[Stored dataset items]
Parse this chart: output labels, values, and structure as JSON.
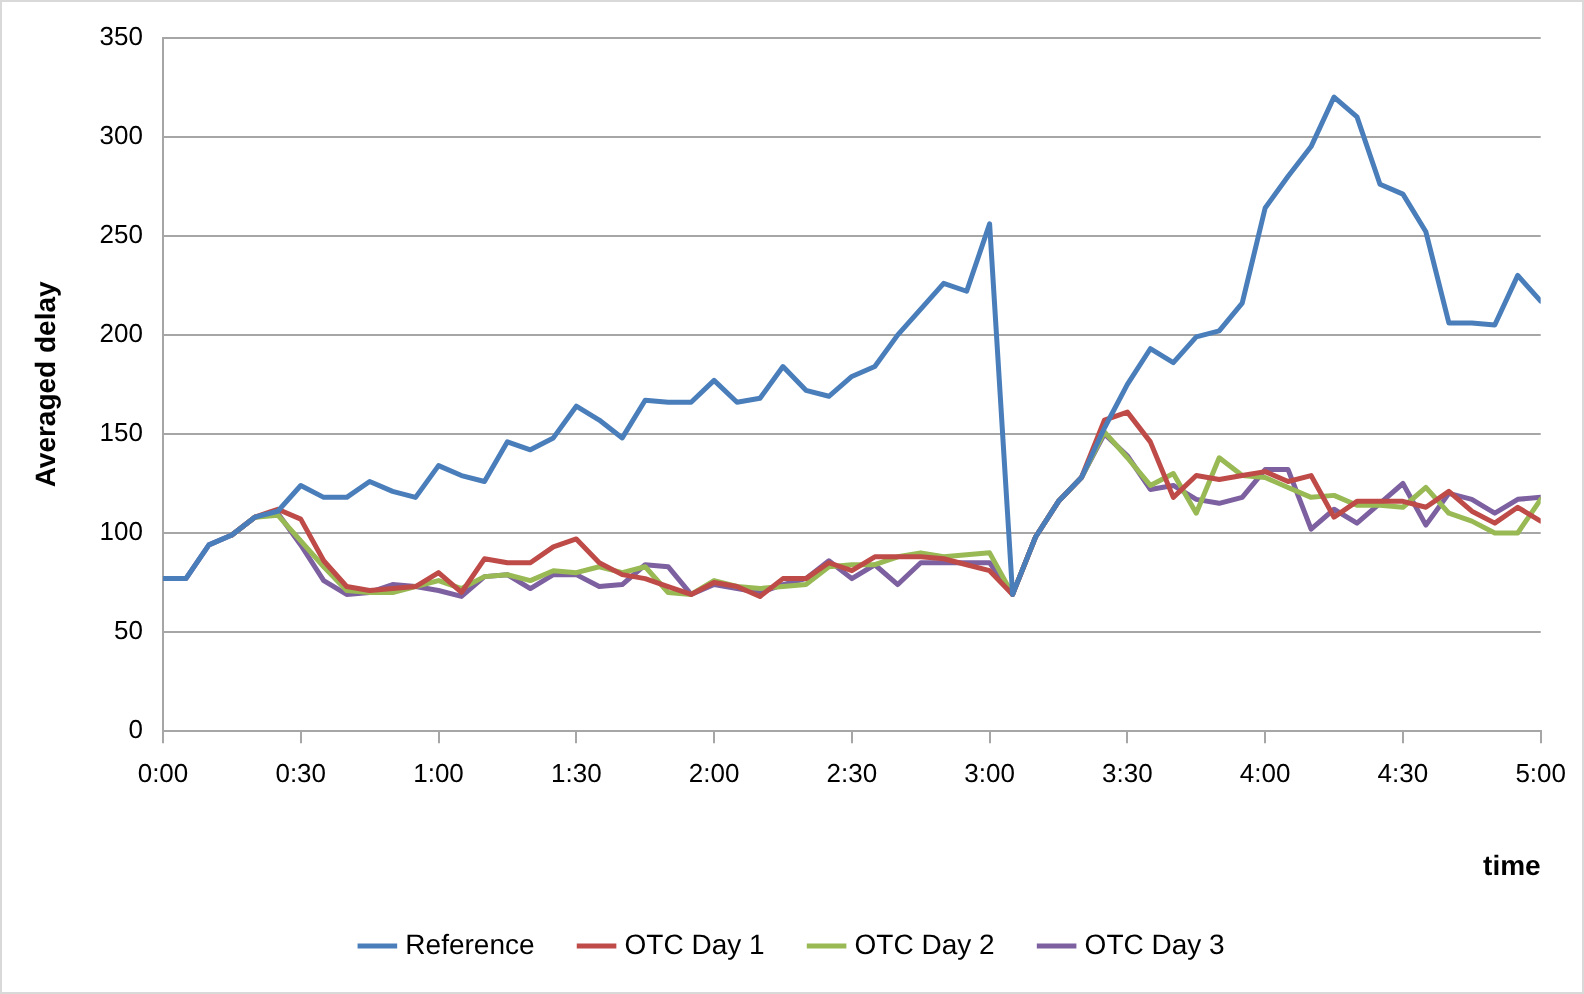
{
  "chart_data": {
    "type": "line",
    "xlabel": "time",
    "ylabel": "Averaged delay",
    "x": [
      0,
      0.0833,
      0.1667,
      0.25,
      0.3333,
      0.4167,
      0.5,
      0.5833,
      0.6667,
      0.75,
      0.8333,
      0.9167,
      1,
      1.0833,
      1.1667,
      1.25,
      1.3333,
      1.4167,
      1.5,
      1.5833,
      1.6667,
      1.75,
      1.8333,
      1.9167,
      2,
      2.0833,
      2.1667,
      2.25,
      2.3333,
      2.4167,
      2.5,
      2.5833,
      2.6667,
      2.75,
      2.8333,
      2.9167,
      3,
      3.0833,
      3.1667,
      3.25,
      3.3333,
      3.4167,
      3.5,
      3.5833,
      3.6667,
      3.75,
      3.8333,
      3.9167,
      4,
      4.0833,
      4.1667,
      4.25,
      4.3333,
      4.4167,
      4.5,
      4.5833,
      4.6667,
      4.75,
      4.8333,
      4.9167,
      5
    ],
    "series": [
      {
        "name": "Reference",
        "color": "#4a7ebb",
        "values": [
          77,
          77,
          94,
          99,
          108,
          111,
          124,
          118,
          118,
          126,
          121,
          118,
          134,
          129,
          126,
          146,
          142,
          148,
          164,
          157,
          148,
          167,
          166,
          166,
          177,
          166,
          168,
          184,
          172,
          169,
          179,
          184,
          200,
          213,
          226,
          222,
          256,
          69,
          98,
          116,
          128,
          153,
          175,
          193,
          186,
          199,
          202,
          216,
          264,
          280,
          295,
          320,
          310,
          276,
          271,
          252,
          206,
          206,
          205,
          230,
          217
        ]
      },
      {
        "name": "OTC Day 1",
        "color": "#be4b48",
        "values": [
          null,
          null,
          null,
          99,
          108,
          112,
          107,
          86,
          73,
          71,
          72,
          73,
          80,
          70,
          87,
          85,
          85,
          93,
          97,
          85,
          79,
          77,
          73,
          69,
          75,
          73,
          68,
          77,
          77,
          85,
          81,
          88,
          88,
          88,
          87,
          84,
          81,
          69,
          98,
          116,
          128,
          157,
          161,
          146,
          118,
          129,
          127,
          129,
          131,
          126,
          129,
          108,
          116,
          116,
          116,
          113,
          121,
          111,
          105,
          113,
          106
        ]
      },
      {
        "name": "OTC Day 2",
        "color": "#98b954",
        "values": [
          null,
          null,
          null,
          99,
          108,
          109,
          96,
          83,
          71,
          70,
          70,
          73,
          76,
          72,
          78,
          79,
          76,
          81,
          80,
          83,
          80,
          83,
          70,
          69,
          76,
          73,
          72,
          73,
          74,
          83,
          84,
          84,
          88,
          90,
          88,
          89,
          90,
          69,
          98,
          116,
          128,
          151,
          138,
          124,
          130,
          110,
          138,
          129,
          128,
          123,
          118,
          119,
          114,
          114,
          113,
          123,
          110,
          106,
          100,
          100,
          117
        ]
      },
      {
        "name": "OTC Day 3",
        "color": "#7d60a0",
        "values": [
          77,
          77,
          94,
          99,
          108,
          110,
          94,
          76,
          69,
          70,
          74,
          73,
          71,
          68,
          78,
          79,
          72,
          79,
          79,
          73,
          74,
          84,
          83,
          69,
          74,
          72,
          70,
          74,
          77,
          86,
          77,
          84,
          74,
          85,
          85,
          85,
          85,
          69,
          98,
          116,
          128,
          150,
          139,
          122,
          124,
          117,
          115,
          118,
          132,
          132,
          102,
          112,
          105,
          115,
          125,
          104,
          120,
          117,
          110,
          117,
          118
        ]
      }
    ],
    "xlim": [
      0,
      5
    ],
    "xticks": [
      {
        "value": 0,
        "label": "0:00"
      },
      {
        "value": 0.5,
        "label": "0:30"
      },
      {
        "value": 1,
        "label": "1:00"
      },
      {
        "value": 1.5,
        "label": "1:30"
      },
      {
        "value": 2,
        "label": "2:00"
      },
      {
        "value": 2.5,
        "label": "2:30"
      },
      {
        "value": 3,
        "label": "3:00"
      },
      {
        "value": 3.5,
        "label": "3:30"
      },
      {
        "value": 4,
        "label": "4:00"
      },
      {
        "value": 4.5,
        "label": "4:30"
      },
      {
        "value": 5,
        "label": "5:00"
      }
    ],
    "ylim": [
      0,
      350
    ],
    "yticks": [
      0,
      50,
      100,
      150,
      200,
      250,
      300,
      350
    ],
    "grid": "y",
    "legend": "bottom",
    "marker": "none",
    "line_style": "solid"
  }
}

## TASK REQUIREMENTS
Search the entries for the word "name" and gather every line where it appears.

## CORRECT OUTPUT
        "name": "Reference",
        "name": "OTC Day 1",
        "name": "OTC Day 2",
        "name": "OTC Day 3",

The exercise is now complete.